Data excerpts:
- Opening Delimiter -

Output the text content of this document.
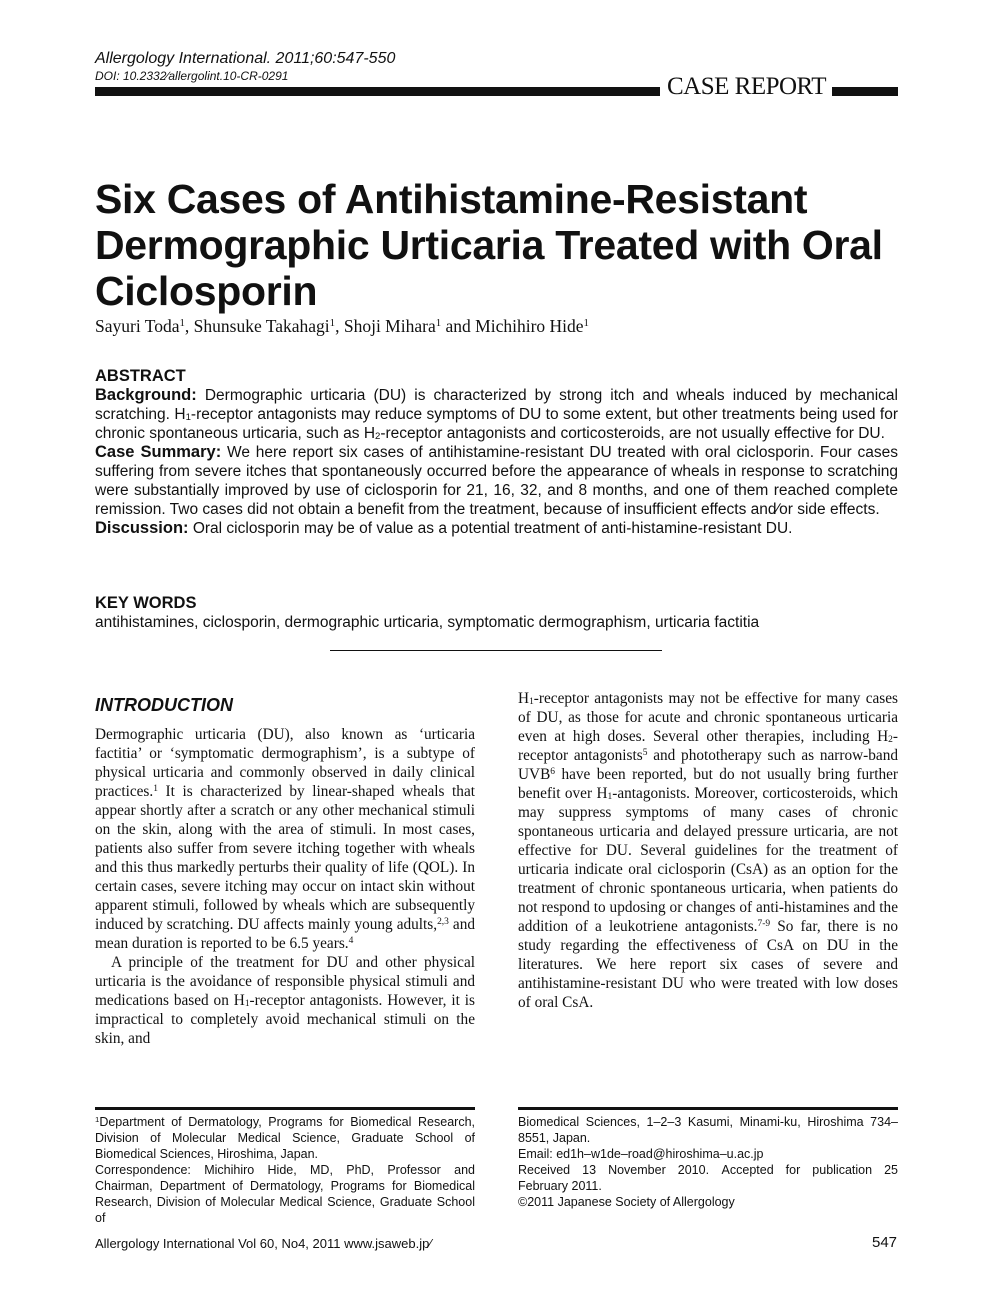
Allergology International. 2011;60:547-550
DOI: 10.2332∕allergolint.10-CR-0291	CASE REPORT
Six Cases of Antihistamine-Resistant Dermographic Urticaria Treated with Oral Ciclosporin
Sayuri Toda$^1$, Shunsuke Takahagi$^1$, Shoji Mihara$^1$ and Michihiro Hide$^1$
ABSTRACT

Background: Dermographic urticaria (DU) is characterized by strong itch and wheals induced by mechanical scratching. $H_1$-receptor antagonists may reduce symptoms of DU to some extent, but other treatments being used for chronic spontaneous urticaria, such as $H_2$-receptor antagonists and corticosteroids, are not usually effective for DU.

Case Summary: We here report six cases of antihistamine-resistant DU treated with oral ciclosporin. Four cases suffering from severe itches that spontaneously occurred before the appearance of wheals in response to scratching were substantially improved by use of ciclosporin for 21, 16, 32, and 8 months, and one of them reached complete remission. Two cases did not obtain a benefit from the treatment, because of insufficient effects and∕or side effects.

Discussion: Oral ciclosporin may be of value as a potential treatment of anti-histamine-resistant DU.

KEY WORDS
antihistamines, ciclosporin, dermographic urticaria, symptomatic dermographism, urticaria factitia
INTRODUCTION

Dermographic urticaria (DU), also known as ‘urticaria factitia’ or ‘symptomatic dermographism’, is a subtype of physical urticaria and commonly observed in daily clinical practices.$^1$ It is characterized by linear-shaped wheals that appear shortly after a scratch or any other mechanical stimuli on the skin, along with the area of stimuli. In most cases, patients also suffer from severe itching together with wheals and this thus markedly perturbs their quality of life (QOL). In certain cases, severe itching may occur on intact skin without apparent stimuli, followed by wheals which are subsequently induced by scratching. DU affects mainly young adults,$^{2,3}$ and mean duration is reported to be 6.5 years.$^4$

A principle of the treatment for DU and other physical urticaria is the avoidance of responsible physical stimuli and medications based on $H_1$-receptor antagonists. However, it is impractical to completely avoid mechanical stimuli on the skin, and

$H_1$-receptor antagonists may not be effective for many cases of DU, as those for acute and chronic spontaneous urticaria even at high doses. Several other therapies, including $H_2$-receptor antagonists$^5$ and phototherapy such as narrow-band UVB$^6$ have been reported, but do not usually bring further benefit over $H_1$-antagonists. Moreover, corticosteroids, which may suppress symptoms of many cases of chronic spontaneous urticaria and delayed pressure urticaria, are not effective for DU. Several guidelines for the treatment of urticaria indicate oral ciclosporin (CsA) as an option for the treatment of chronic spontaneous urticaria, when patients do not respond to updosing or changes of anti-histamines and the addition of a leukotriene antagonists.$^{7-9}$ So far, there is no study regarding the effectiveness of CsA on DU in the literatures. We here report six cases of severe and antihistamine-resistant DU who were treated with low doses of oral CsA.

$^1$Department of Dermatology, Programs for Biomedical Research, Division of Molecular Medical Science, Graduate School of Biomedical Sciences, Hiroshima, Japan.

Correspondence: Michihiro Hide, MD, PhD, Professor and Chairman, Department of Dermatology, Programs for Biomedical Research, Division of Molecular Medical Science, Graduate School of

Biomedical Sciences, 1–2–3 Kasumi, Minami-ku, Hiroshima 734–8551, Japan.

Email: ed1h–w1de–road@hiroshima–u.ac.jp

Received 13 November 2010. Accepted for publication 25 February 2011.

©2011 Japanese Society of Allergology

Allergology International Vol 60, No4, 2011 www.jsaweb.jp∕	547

- Closing Delimiter -
- Opening Delimiter -

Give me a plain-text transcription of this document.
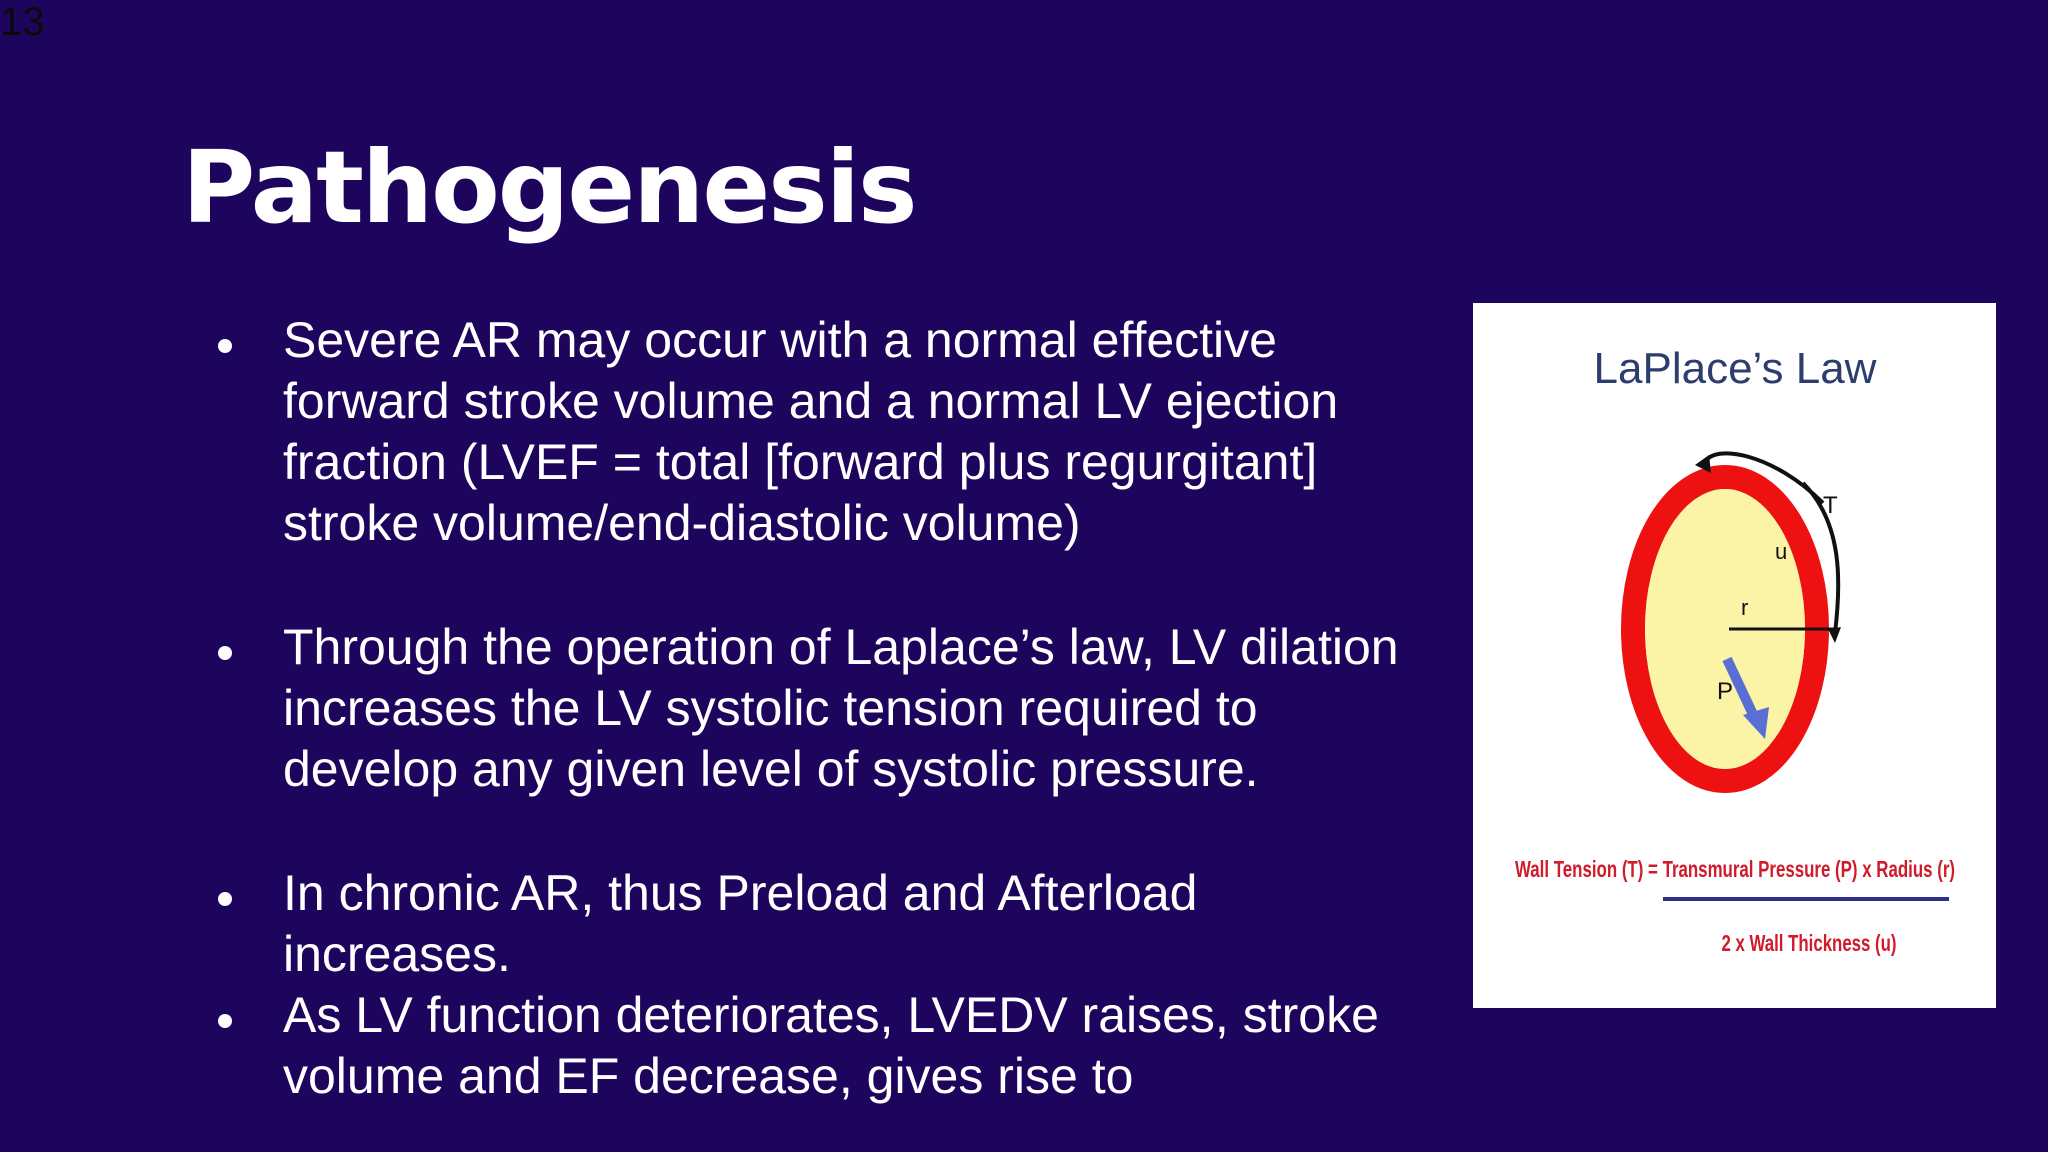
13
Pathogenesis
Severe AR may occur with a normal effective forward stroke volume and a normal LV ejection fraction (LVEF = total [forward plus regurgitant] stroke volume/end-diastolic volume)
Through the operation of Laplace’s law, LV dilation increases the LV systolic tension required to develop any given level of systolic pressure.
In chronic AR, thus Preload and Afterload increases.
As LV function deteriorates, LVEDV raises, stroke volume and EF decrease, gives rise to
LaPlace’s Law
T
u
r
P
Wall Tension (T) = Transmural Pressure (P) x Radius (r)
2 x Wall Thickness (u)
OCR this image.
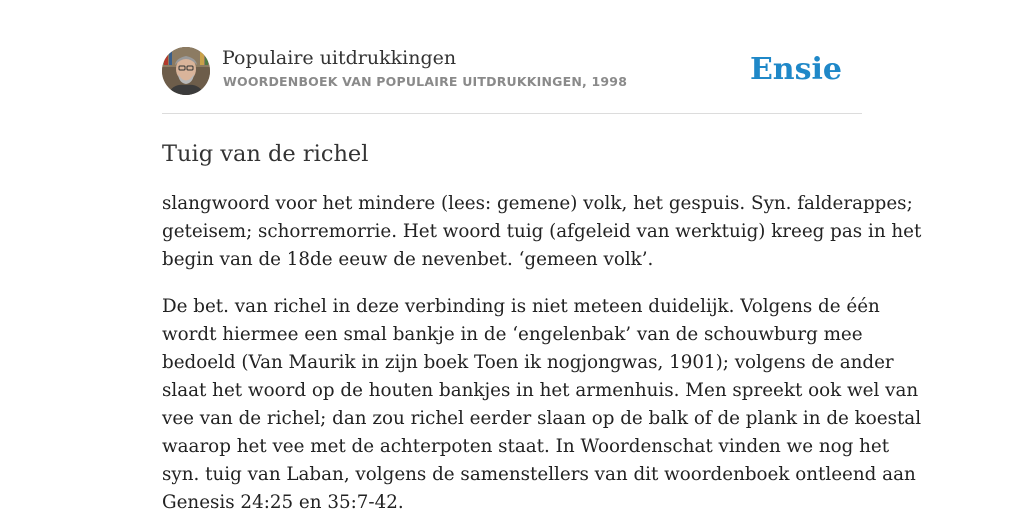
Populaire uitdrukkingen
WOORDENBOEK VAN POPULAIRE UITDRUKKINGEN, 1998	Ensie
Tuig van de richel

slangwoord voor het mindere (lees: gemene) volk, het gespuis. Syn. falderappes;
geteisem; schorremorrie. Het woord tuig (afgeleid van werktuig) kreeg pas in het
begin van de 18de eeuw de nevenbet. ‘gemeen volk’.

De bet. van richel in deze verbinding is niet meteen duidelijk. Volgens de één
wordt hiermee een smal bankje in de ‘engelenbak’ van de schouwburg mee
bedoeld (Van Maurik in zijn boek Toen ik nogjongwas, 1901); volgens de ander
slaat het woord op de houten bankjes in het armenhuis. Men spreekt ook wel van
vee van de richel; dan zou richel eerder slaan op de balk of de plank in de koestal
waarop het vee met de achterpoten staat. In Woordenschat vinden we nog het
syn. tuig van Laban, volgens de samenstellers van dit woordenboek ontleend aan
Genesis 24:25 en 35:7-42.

- Closing Delimiter -

■ **THE PROBLEM**
Determine how many lines above contain "Hide" and respond with that number only.

■ **WRITTEN RESPONSE**
2